| INSTRUCTIONS |
[a] For the passage titled Stillness, state whether each statement agrees with it, answering yes or no and quoting the words that decide it: (i) Mariah is a writer at Del Valle High School; (ii) Mariah's story uses the word "sadness" to name what the narrator feels; (iii) the narrator hops up onto the tailgate of a Ford.
[b] Extend the passage titled Stillness, picking up the story after its final sentence.
Start PASSAGE TO READ
Stillness

7 Jun

Humans feel every second of our lives, and both prose and poetry attempt to capture this shared experience in new, profound ways. To read something that contains no hint of “feeling” words, and still to say, “That is me”—this is great writing. The recognition of a limit, then a push. Del Valle High School writer Mariah, who crafted this week’s Unbound selection, shows us the following things, all at once—desolate longing, sadness, hope, peace. None of these particular “feeling” words can be found anywhere within her story, and they fail to capture its true magic. Instead, there is the expressiveness of the landscape, the simple motion of cuddling with a dog, and the sound of other, “different” people rushing through life as the narrator stands still. Perhaps, behind their movement, their lives contain the same, deep wells of stillness. As they wash the dinner dishes, as they brush their teeth at night, as they climb into bed, they are all feeling. What are these feelings and where can they be found in the world? Mariah points us in the right direction.

In the Country

The Ford’s tailgate groans as Shiloh and I hop up onto our permanent yard sofa with its Texas license plate rusting and falling off. Idly, I pull the white fringe from the holes in the thighs of my faded navy jeans, and I stare out at the barren fields in front of me. I sigh as the sunset fades away into an amber-red soup over the desolate land around me.
End PASSAGE TO READ
Start DATA
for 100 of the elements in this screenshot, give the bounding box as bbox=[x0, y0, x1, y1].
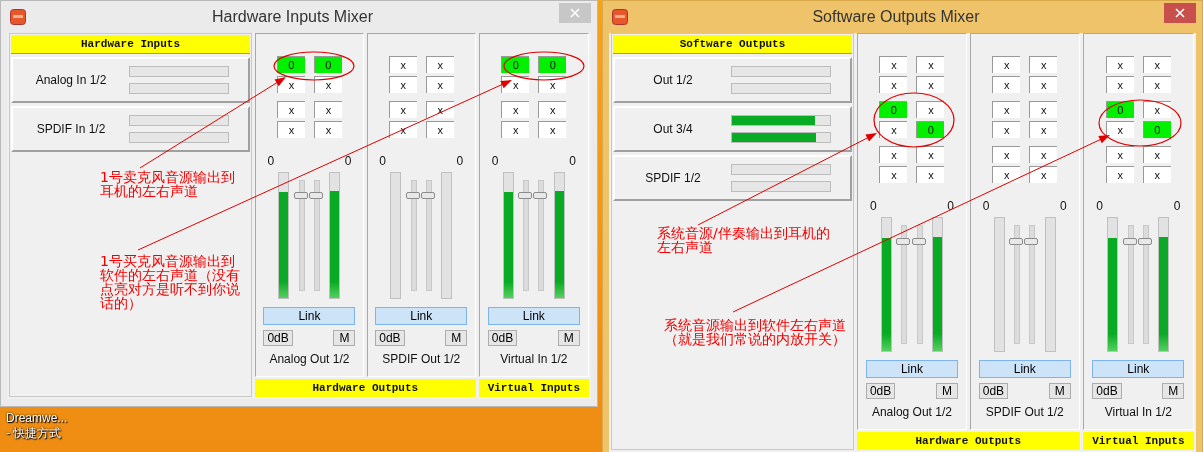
matrix-cell[interactable]: x bbox=[1029, 56, 1058, 73]
channel-label: Virtual In 1/2 bbox=[500, 352, 568, 366]
link-button[interactable]: Link bbox=[1092, 360, 1185, 378]
app-icon bbox=[10, 9, 26, 25]
mute-button[interactable]: M bbox=[333, 330, 356, 346]
matrix-cell[interactable]: x bbox=[1105, 56, 1134, 73]
fader-thumb[interactable] bbox=[533, 191, 548, 199]
zero-db-button[interactable]: 0dB bbox=[1092, 383, 1122, 399]
matrix-cell[interactable]: x bbox=[1142, 146, 1171, 163]
matrix-cell[interactable]: 0 bbox=[313, 56, 342, 73]
matrix-cell[interactable]: x bbox=[538, 101, 567, 118]
fader-thumb[interactable] bbox=[911, 237, 926, 245]
matrix-cell[interactable]: 0 bbox=[501, 56, 530, 73]
matrix-cell[interactable]: x bbox=[501, 121, 530, 138]
matrix-cell[interactable]: x bbox=[1029, 76, 1058, 93]
matrix-cell[interactable]: 0 bbox=[879, 101, 908, 118]
matrix-cell[interactable]: x bbox=[1105, 166, 1134, 183]
matrix-cell[interactable]: x bbox=[879, 166, 908, 183]
mute-button[interactable]: M bbox=[935, 383, 958, 399]
fader-thumb[interactable] bbox=[405, 191, 420, 199]
link-button[interactable]: Link bbox=[978, 360, 1071, 378]
matrix-cell[interactable]: x bbox=[388, 76, 417, 93]
matrix-cell[interactable]: x bbox=[501, 101, 530, 118]
mute-button[interactable]: M bbox=[1048, 383, 1071, 399]
link-button[interactable]: Link bbox=[375, 307, 468, 325]
matrix-cell[interactable]: x bbox=[538, 121, 567, 138]
zero-db-button[interactable]: 0dB bbox=[263, 330, 293, 346]
fader-thumb[interactable] bbox=[1122, 237, 1137, 245]
matrix-cell[interactable]: x bbox=[916, 76, 945, 93]
matrix-cell[interactable]: 0 bbox=[538, 56, 567, 73]
matrix-cell[interactable]: x bbox=[1029, 121, 1058, 138]
fader-thumb[interactable] bbox=[1009, 237, 1024, 245]
matrix-cell[interactable]: x bbox=[1142, 56, 1171, 73]
matrix-cell[interactable]: x bbox=[425, 56, 454, 73]
matrix-cell[interactable]: x bbox=[992, 101, 1021, 118]
matrix-cell[interactable]: 0 bbox=[1105, 101, 1134, 118]
peak-label: 0 bbox=[947, 199, 954, 213]
matrix-cell[interactable]: x bbox=[1029, 101, 1058, 118]
matrix-cell[interactable]: x bbox=[879, 76, 908, 93]
matrix-cell[interactable]: x bbox=[313, 121, 342, 138]
matrix-cell[interactable]: x bbox=[992, 76, 1021, 93]
fader-thumb[interactable] bbox=[518, 191, 533, 199]
peak-label: 0 bbox=[569, 154, 576, 168]
peak-label: 0 bbox=[1173, 199, 1181, 213]
channel-label: SPDIF Out 1/2 bbox=[382, 352, 461, 366]
channel-label: Analog Out 1/2 bbox=[269, 352, 350, 366]
matrix-cell[interactable]: x bbox=[879, 121, 908, 138]
matrix-cell[interactable]: x bbox=[388, 121, 417, 138]
fader-thumb[interactable] bbox=[293, 191, 308, 199]
matrix-cell[interactable]: x bbox=[992, 166, 1021, 183]
matrix-cell[interactable]: x bbox=[388, 56, 417, 73]
matrix-cell[interactable]: x bbox=[313, 76, 342, 93]
matrix-cell[interactable]: x bbox=[1029, 166, 1058, 183]
matrix-cell[interactable]: x bbox=[1142, 101, 1171, 118]
matrix-cell[interactable]: x bbox=[1142, 166, 1171, 183]
matrix-cell[interactable]: x bbox=[992, 56, 1021, 73]
zero-db-button[interactable]: 0dB bbox=[487, 330, 518, 346]
matrix-cell[interactable]: x bbox=[879, 56, 908, 73]
fader-thumb[interactable] bbox=[309, 191, 324, 199]
zero-db-button[interactable]: 0dB bbox=[865, 383, 896, 399]
matrix-cell[interactable]: x bbox=[992, 121, 1021, 138]
matrix-cell[interactable]: x bbox=[425, 101, 454, 118]
fader-thumb[interactable] bbox=[420, 191, 435, 199]
zero-db-button[interactable]: 0dB bbox=[978, 383, 1009, 399]
matrix-cell[interactable]: 0 bbox=[1142, 121, 1171, 138]
matrix-cell[interactable]: x bbox=[1142, 76, 1171, 93]
matrix-cell[interactable]: x bbox=[1105, 146, 1134, 163]
mute-button[interactable]: M bbox=[557, 330, 580, 346]
matrix-cell[interactable]: x bbox=[276, 121, 305, 138]
matrix-cell[interactable]: x bbox=[916, 146, 945, 163]
matrix-cell[interactable]: x bbox=[1029, 146, 1058, 163]
matrix-cell[interactable]: x bbox=[425, 76, 454, 93]
matrix-cell[interactable]: x bbox=[916, 101, 945, 118]
matrix-cell[interactable]: x bbox=[916, 56, 945, 73]
channel-label: Virtual In 1/2 bbox=[1104, 405, 1172, 419]
close-button[interactable] bbox=[1164, 3, 1196, 23]
matrix-cell[interactable]: x bbox=[992, 146, 1021, 163]
fader-thumb[interactable] bbox=[896, 237, 911, 245]
fader-thumb[interactable] bbox=[1138, 237, 1152, 245]
matrix-cell[interactable]: x bbox=[1105, 121, 1134, 138]
fader-thumb[interactable] bbox=[1024, 237, 1039, 245]
matrix-cell[interactable]: x bbox=[276, 101, 305, 118]
link-button[interactable]: Link bbox=[865, 360, 958, 378]
matrix-cell[interactable]: 0 bbox=[276, 56, 305, 73]
link-button[interactable]: Link bbox=[487, 307, 580, 325]
peak-label: 0 bbox=[1060, 199, 1067, 213]
matrix-cell[interactable]: x bbox=[313, 101, 342, 118]
matrix-cell[interactable]: x bbox=[388, 101, 417, 118]
annotation-text: 系统音源输出到软件左右声道（就是我们常说的内放开关） bbox=[664, 318, 847, 346]
matrix-cell[interactable]: x bbox=[879, 146, 908, 163]
matrix-cell[interactable]: 0 bbox=[916, 121, 945, 138]
matrix-cell[interactable]: x bbox=[1105, 76, 1134, 93]
mute-button[interactable]: M bbox=[1162, 383, 1185, 399]
zero-db-button[interactable]: 0dB bbox=[375, 330, 405, 346]
matrix-cell[interactable]: x bbox=[425, 121, 454, 138]
annotation-text: 1号买克风音源输出到软件的左右声道（没有点亮对方是听不到你说话的） bbox=[100, 254, 240, 310]
mute-button[interactable]: M bbox=[445, 330, 468, 346]
link-button[interactable]: Link bbox=[263, 307, 356, 325]
matrix-cell[interactable]: x bbox=[916, 166, 945, 183]
matrix-cell[interactable]: x bbox=[538, 76, 567, 93]
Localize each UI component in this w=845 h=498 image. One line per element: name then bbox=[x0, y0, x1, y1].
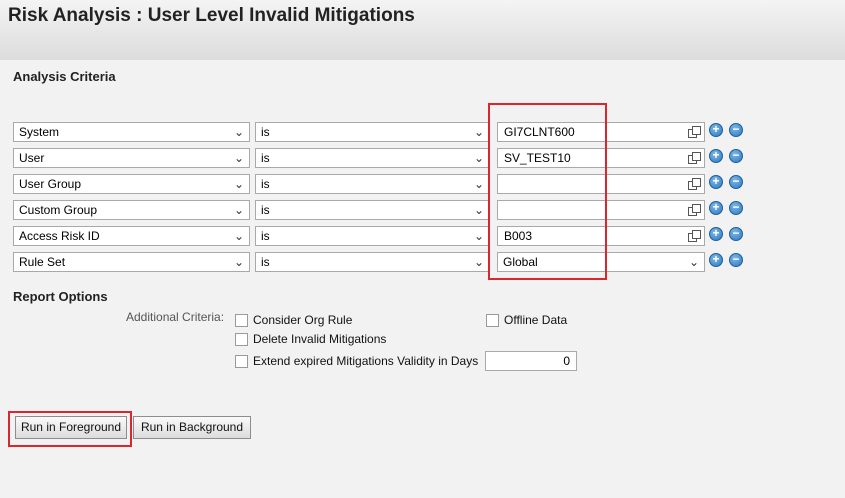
consider-org-rule-label: Consider Org Rule bbox=[253, 313, 353, 327]
copy-icon[interactable] bbox=[688, 126, 701, 138]
chevron-down-icon: ⌄ bbox=[473, 255, 484, 269]
validity-days-input[interactable]: 0 bbox=[485, 351, 577, 371]
field-select-label: Rule Set bbox=[19, 255, 66, 269]
run-in-background-button[interactable]: Run in Background bbox=[133, 416, 251, 439]
operator-select-system[interactable]: is ⌄ bbox=[255, 122, 490, 142]
copy-icon[interactable] bbox=[688, 230, 701, 242]
chevron-down-icon: ⌄ bbox=[473, 177, 484, 191]
field-select-label: Custom Group bbox=[19, 203, 98, 217]
add-icon[interactable]: + bbox=[709, 227, 723, 241]
offline-data-label: Offline Data bbox=[504, 313, 568, 327]
copy-icon[interactable] bbox=[688, 178, 701, 190]
operator-select-user[interactable]: is ⌄ bbox=[255, 148, 490, 168]
remove-icon[interactable]: − bbox=[729, 227, 743, 241]
delete-invalid-mitigations-checkbox[interactable] bbox=[235, 333, 248, 346]
operator-select-label: is bbox=[261, 151, 270, 165]
add-icon[interactable]: + bbox=[709, 253, 723, 267]
delete-invalid-mitigations-label: Delete Invalid Mitigations bbox=[253, 332, 387, 346]
chevron-down-icon: ⌄ bbox=[233, 177, 244, 191]
field-select-label: User bbox=[19, 151, 45, 165]
add-icon[interactable]: + bbox=[709, 201, 723, 215]
field-select-user-group[interactable]: User Group ⌄ bbox=[13, 174, 250, 194]
chevron-down-icon: ⌄ bbox=[473, 151, 484, 165]
consider-org-rule-checkbox[interactable] bbox=[235, 314, 248, 327]
foreground-highlight-box bbox=[8, 411, 132, 447]
chevron-down-icon: ⌄ bbox=[233, 203, 244, 217]
operator-select-label: is bbox=[261, 125, 270, 139]
additional-criteria-label: Additional Criteria: bbox=[126, 310, 225, 324]
copy-icon[interactable] bbox=[688, 152, 701, 164]
remove-icon[interactable]: − bbox=[729, 123, 743, 137]
field-select-label: User Group bbox=[19, 177, 82, 191]
remove-icon[interactable]: − bbox=[729, 149, 743, 163]
operator-select-access-risk-id[interactable]: is ⌄ bbox=[255, 226, 490, 246]
operator-select-user-group[interactable]: is ⌄ bbox=[255, 174, 490, 194]
copy-icon[interactable] bbox=[688, 204, 701, 216]
report-options-title: Report Options bbox=[13, 289, 108, 304]
remove-icon[interactable]: − bbox=[729, 201, 743, 215]
operator-select-label: is bbox=[261, 203, 270, 217]
add-icon[interactable]: + bbox=[709, 123, 723, 137]
chevron-down-icon: ⌄ bbox=[233, 151, 244, 165]
chevron-down-icon: ⌄ bbox=[233, 229, 244, 243]
operator-select-label: is bbox=[261, 255, 270, 269]
operator-select-label: is bbox=[261, 177, 270, 191]
add-icon[interactable]: + bbox=[709, 175, 723, 189]
analysis-criteria-title: Analysis Criteria bbox=[13, 69, 116, 84]
extend-expired-label: Extend expired Mitigations Validity in D… bbox=[253, 354, 479, 368]
operator-select-label: is bbox=[261, 229, 270, 243]
chevron-down-icon: ⌄ bbox=[473, 203, 484, 217]
remove-icon[interactable]: − bbox=[729, 253, 743, 267]
chevron-down-icon: ⌄ bbox=[233, 125, 244, 139]
chevron-down-icon: ⌄ bbox=[473, 229, 484, 243]
chevron-down-icon: ⌄ bbox=[473, 125, 484, 139]
page-header: Risk Analysis : User Level Invalid Mitig… bbox=[0, 0, 845, 60]
field-select-system[interactable]: System ⌄ bbox=[13, 122, 250, 142]
chevron-down-icon: ⌄ bbox=[688, 255, 699, 269]
chevron-down-icon: ⌄ bbox=[233, 255, 244, 269]
values-highlight-box bbox=[488, 103, 607, 280]
add-icon[interactable]: + bbox=[709, 149, 723, 163]
field-select-label: Access Risk ID bbox=[19, 229, 100, 243]
extend-expired-checkbox[interactable] bbox=[235, 355, 248, 368]
field-select-rule-set[interactable]: Rule Set ⌄ bbox=[13, 252, 250, 272]
field-select-user[interactable]: User ⌄ bbox=[13, 148, 250, 168]
offline-data-checkbox[interactable] bbox=[486, 314, 499, 327]
remove-icon[interactable]: − bbox=[729, 175, 743, 189]
page-title: Risk Analysis : User Level Invalid Mitig… bbox=[8, 5, 415, 26]
field-select-access-risk-id[interactable]: Access Risk ID ⌄ bbox=[13, 226, 250, 246]
field-select-label: System bbox=[19, 125, 60, 139]
operator-select-rule-set[interactable]: is ⌄ bbox=[255, 252, 490, 272]
operator-select-custom-group[interactable]: is ⌄ bbox=[255, 200, 490, 220]
field-select-custom-group[interactable]: Custom Group ⌄ bbox=[13, 200, 250, 220]
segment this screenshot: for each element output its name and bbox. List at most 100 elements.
End DATA
| TASK-BY-TASK RESULTS |
[a]
(i) Yes: "Del Valle High School writer Mariah, who crafted this week’s Unbound selection"
(ii) No: "None of these particular “feeling” words can be found anywhere within her story"
(iii) Yes: "The Ford’s tailgate groans as Shiloh and I hop up onto our permanent yard sofa"

[b]
I pull Shiloh into my arms and rest my head on her broad, golden shoulders. She barks and tries her hardest to lick my face. We’re two soldiers on an escape mission. A tin can clanks off a rock behind us. Dad’s angry, and he’s kicking all his belongings around again as though kicking things will fix his problems.

The raw smell of dirt wafts up in the fierce north wind that often caresses our trailer. Shiloh whines, frightened. I look absentmindedly over the cracking horizon where wet brown mounds with green tufts once existed. I think of excited voices, laughter, honking, shouting, begging, crying, singing, and the brushing by of all the city folk miles away as they travel down the bustling sidewalk of opportunity.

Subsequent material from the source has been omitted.